▶ _YOUR OBJECTIVE_: Please write the listing below out again exactly, leaving every picture behind.

─── DATASET EXTRACT

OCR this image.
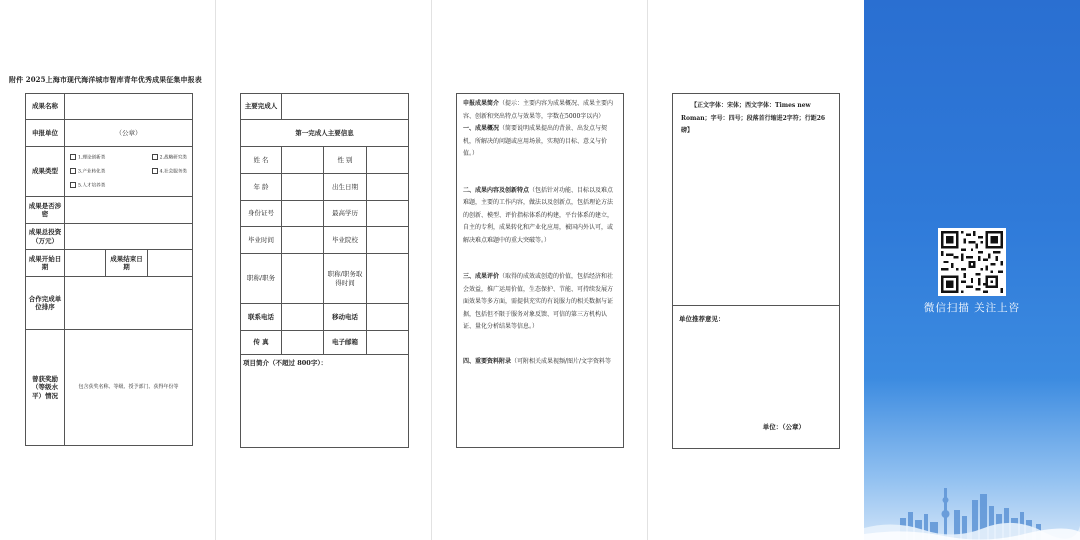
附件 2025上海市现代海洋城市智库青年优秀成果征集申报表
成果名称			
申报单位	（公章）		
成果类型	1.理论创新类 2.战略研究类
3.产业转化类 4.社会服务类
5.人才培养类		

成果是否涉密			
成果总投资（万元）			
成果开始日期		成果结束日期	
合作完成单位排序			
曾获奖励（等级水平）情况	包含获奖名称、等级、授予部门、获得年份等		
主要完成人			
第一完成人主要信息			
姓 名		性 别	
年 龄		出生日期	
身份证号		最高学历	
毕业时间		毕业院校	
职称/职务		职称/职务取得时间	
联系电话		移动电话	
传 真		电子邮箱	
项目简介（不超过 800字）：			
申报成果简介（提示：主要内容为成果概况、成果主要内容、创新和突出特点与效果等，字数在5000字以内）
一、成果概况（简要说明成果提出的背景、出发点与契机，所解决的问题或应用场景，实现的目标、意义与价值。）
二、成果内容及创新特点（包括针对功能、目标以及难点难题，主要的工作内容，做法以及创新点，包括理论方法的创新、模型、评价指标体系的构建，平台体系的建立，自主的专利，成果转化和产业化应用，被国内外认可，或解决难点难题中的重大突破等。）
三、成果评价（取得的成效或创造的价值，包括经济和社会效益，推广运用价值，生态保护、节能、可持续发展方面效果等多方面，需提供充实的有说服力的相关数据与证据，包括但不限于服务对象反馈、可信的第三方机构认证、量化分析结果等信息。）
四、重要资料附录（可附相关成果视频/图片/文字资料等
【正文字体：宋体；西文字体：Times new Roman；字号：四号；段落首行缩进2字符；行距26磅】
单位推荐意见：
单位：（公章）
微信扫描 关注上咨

──────

▶ _IN RESPONSE_:
OCR this image.
附件 2025上海市现代海洋城市智库青年优秀成果征集申报表
成果名称			
申报单位	（公章）		
成果类型	1.理论创新类 2.战略研究类
3.产业转化类 4.社会服务类
5.人才培养类		

成果是否涉密			
成果总投资（万元）			
成果开始日期		成果结束日期	
合作完成单位排序			
曾获奖励（等级水平）情况	包含获奖名称、等级、授予部门、获得年份等		
主要完成人			
第一完成人主要信息			
姓 名		性 别	
年 龄		出生日期	
身份证号		最高学历	
毕业时间		毕业院校	
职称/职务		职称/职务取得时间	
联系电话		移动电话	
传 真		电子邮箱	
项目简介（不超过 800字）：			
申报成果简介（提示：主要内容为成果概况、成果主要内容、创新和突出特点与效果等，字数在5000字以内）
一、成果概况（简要说明成果提出的背景、出发点与契机，所解决的问题或应用场景，实现的目标、意义与价值。）
二、成果内容及创新特点（包括针对功能、目标以及难点难题，主要的工作内容，做法以及创新点，包括理论方法的创新、模型、评价指标体系的构建，平台体系的建立，自主的专利，成果转化和产业化应用，被国内外认可，或解决难点难题中的重大突破等。）
三、成果评价（取得的成效或创造的价值，包括经济和社会效益，推广运用价值，生态保护、节能、可持续发展方面效果等多方面，需提供充实的有说服力的相关数据与证据，包括但不限于服务对象反馈、可信的第三方机构认证、量化分析结果等信息。）
四、重要资料附录（可附相关成果视频/图片/文字资料等
【正文字体：宋体；西文字体：Times new Roman；字号：四号；段落首行缩进2字符；行距26磅】
单位推荐意见：
单位：（公章）
微信扫描 关注上咨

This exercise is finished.